→ **SHORT TASK**
Filter the entries below, keeping every line that has the word "gridline".

--- Start of INPUT ---

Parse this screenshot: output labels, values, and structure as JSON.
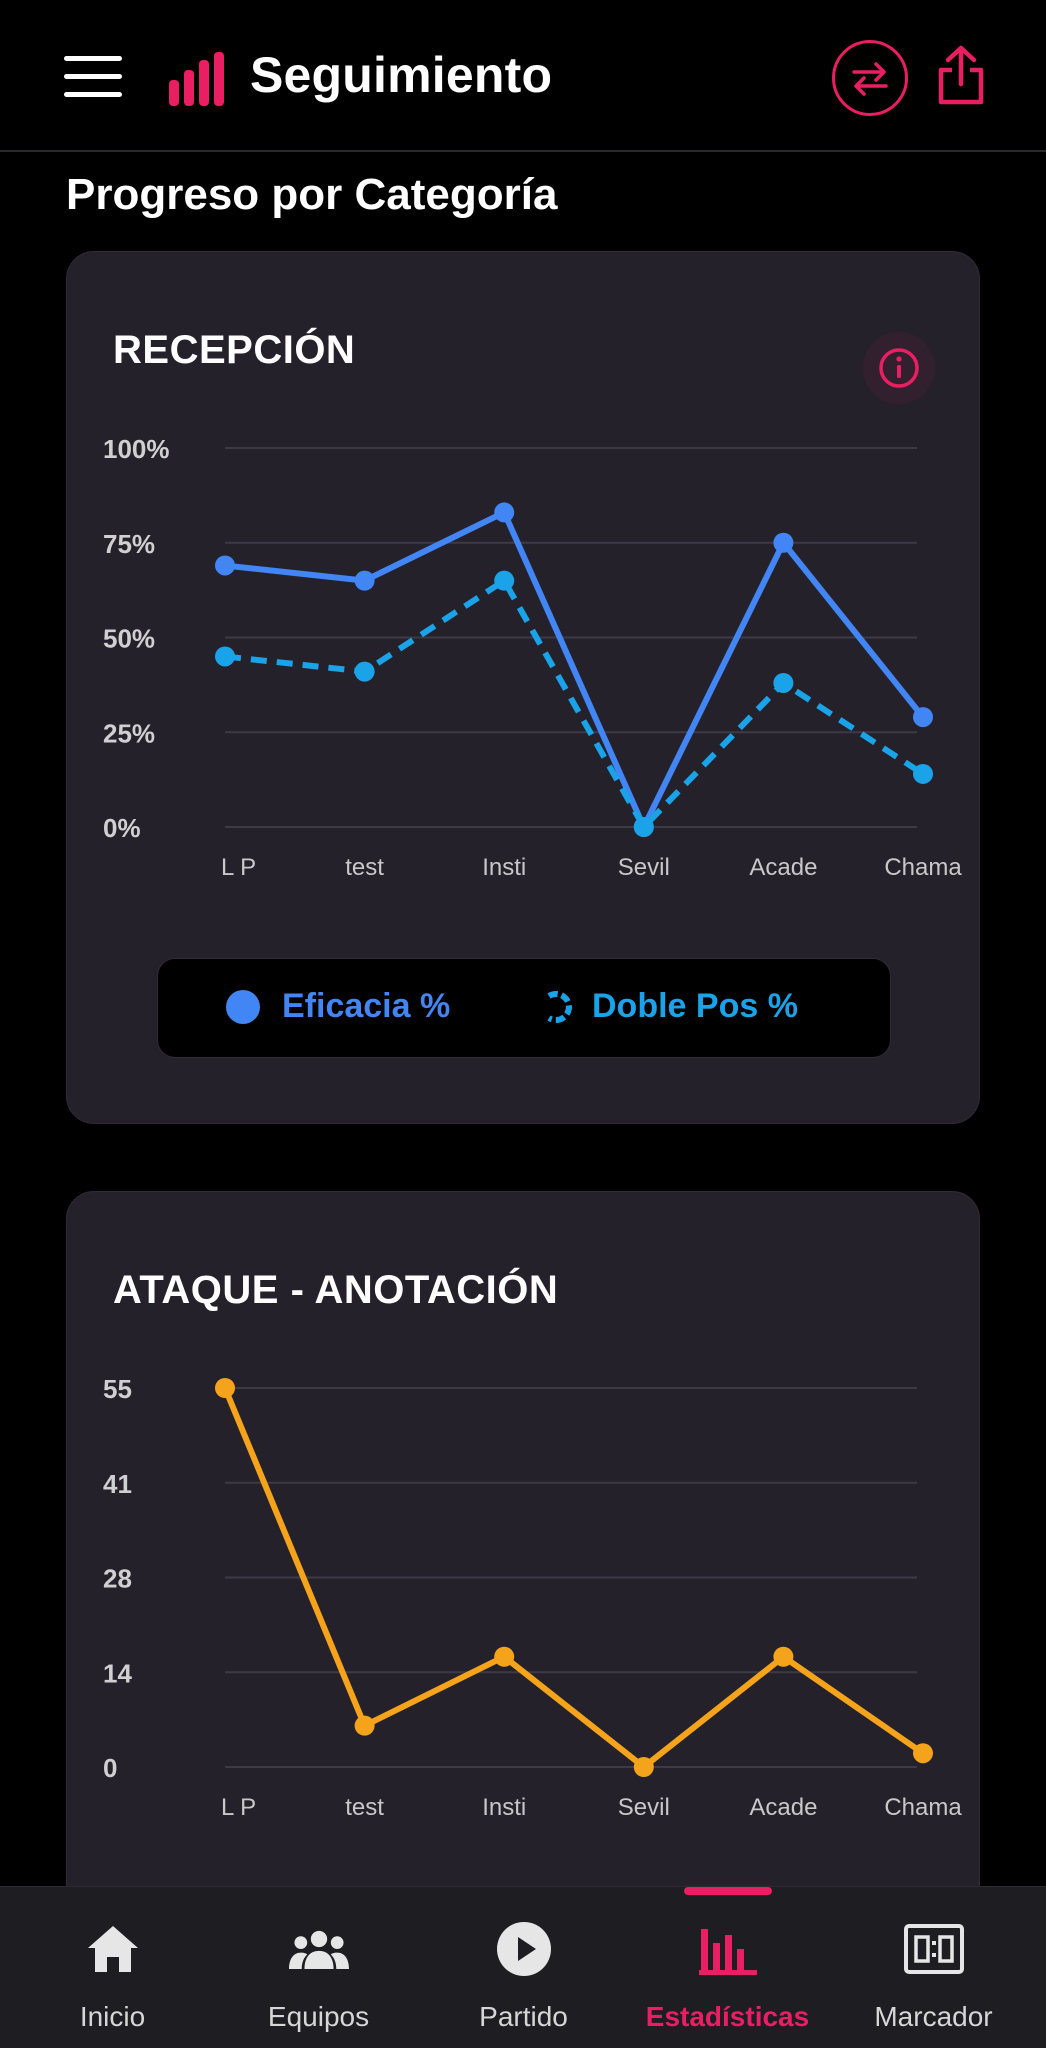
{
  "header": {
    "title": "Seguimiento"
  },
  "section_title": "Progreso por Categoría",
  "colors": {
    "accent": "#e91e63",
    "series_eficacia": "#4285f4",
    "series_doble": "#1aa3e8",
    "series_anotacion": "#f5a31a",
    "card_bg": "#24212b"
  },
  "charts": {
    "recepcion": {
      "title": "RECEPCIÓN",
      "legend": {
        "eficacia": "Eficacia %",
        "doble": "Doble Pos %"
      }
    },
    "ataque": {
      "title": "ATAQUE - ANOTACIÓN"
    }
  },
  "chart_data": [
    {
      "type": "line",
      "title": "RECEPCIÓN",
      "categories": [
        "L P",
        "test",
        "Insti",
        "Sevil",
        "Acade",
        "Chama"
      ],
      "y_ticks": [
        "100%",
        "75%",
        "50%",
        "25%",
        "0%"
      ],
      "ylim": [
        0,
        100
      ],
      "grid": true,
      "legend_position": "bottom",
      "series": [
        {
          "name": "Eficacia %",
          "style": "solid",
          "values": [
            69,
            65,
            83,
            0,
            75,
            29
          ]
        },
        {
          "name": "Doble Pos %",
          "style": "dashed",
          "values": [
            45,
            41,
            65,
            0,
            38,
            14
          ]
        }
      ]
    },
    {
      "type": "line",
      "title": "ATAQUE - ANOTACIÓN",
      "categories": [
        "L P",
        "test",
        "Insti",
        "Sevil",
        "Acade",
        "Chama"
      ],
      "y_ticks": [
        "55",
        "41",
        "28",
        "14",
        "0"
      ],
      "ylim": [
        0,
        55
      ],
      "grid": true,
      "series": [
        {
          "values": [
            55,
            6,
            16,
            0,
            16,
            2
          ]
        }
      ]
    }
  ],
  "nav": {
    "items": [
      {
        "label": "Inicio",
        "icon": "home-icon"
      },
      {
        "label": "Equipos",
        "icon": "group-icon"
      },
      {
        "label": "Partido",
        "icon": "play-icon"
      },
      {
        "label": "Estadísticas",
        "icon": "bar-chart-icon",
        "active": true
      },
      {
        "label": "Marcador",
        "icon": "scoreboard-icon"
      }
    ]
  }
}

--- End of INPUT ---
--- Start of INPUT ---

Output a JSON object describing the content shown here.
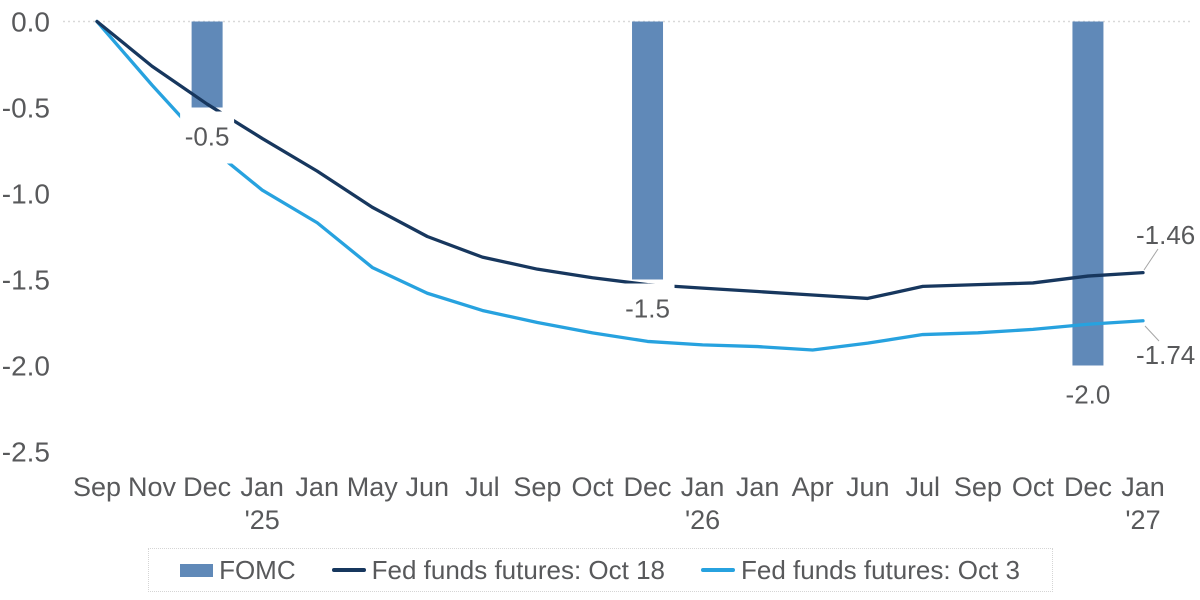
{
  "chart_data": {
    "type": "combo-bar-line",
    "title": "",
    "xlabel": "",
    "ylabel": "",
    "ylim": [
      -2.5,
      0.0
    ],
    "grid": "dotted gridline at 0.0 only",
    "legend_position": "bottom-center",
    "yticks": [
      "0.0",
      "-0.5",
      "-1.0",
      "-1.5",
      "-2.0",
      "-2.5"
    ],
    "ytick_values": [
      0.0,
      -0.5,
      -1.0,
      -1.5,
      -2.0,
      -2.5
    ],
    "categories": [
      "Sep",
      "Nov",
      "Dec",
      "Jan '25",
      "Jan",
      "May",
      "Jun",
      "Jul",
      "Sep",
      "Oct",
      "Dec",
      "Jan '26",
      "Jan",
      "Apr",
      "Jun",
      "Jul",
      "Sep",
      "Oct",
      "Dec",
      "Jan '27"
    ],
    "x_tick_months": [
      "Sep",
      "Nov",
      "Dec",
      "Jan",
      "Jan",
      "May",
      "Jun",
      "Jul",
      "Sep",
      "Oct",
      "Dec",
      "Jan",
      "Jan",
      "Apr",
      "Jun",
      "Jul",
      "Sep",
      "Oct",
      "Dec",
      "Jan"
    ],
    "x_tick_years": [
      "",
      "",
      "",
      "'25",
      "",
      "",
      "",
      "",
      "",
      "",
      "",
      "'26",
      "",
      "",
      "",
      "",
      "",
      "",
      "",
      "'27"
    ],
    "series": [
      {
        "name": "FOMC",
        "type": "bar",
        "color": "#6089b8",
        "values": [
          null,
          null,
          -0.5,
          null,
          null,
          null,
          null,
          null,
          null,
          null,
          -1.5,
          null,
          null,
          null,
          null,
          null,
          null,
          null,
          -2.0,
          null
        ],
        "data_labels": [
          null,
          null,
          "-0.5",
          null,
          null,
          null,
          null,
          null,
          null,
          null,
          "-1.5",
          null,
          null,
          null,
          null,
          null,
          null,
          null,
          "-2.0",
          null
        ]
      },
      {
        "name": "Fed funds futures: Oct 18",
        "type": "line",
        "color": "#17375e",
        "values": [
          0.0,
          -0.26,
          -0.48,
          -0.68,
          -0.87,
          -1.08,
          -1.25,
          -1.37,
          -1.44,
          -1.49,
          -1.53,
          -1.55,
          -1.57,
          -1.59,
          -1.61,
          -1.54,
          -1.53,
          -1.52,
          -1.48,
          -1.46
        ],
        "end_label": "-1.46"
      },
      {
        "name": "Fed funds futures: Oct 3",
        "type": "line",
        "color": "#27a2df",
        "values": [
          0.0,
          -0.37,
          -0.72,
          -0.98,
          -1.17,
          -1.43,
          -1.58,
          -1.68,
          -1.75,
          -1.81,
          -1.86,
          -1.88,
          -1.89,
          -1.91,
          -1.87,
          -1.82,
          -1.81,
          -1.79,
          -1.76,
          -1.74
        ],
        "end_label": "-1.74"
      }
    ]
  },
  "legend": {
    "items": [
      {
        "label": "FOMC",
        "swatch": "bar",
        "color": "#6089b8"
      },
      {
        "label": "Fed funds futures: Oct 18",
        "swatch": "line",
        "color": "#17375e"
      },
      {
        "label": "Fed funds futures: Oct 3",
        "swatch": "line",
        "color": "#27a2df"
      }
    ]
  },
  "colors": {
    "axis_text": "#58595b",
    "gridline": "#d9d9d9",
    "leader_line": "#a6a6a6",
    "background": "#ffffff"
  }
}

--- End of INPUT ---

→ **COMPLETE RESPONSE**
    "grid": "dotted gridline at 0.0 only",
    "gridline": "#d9d9d9",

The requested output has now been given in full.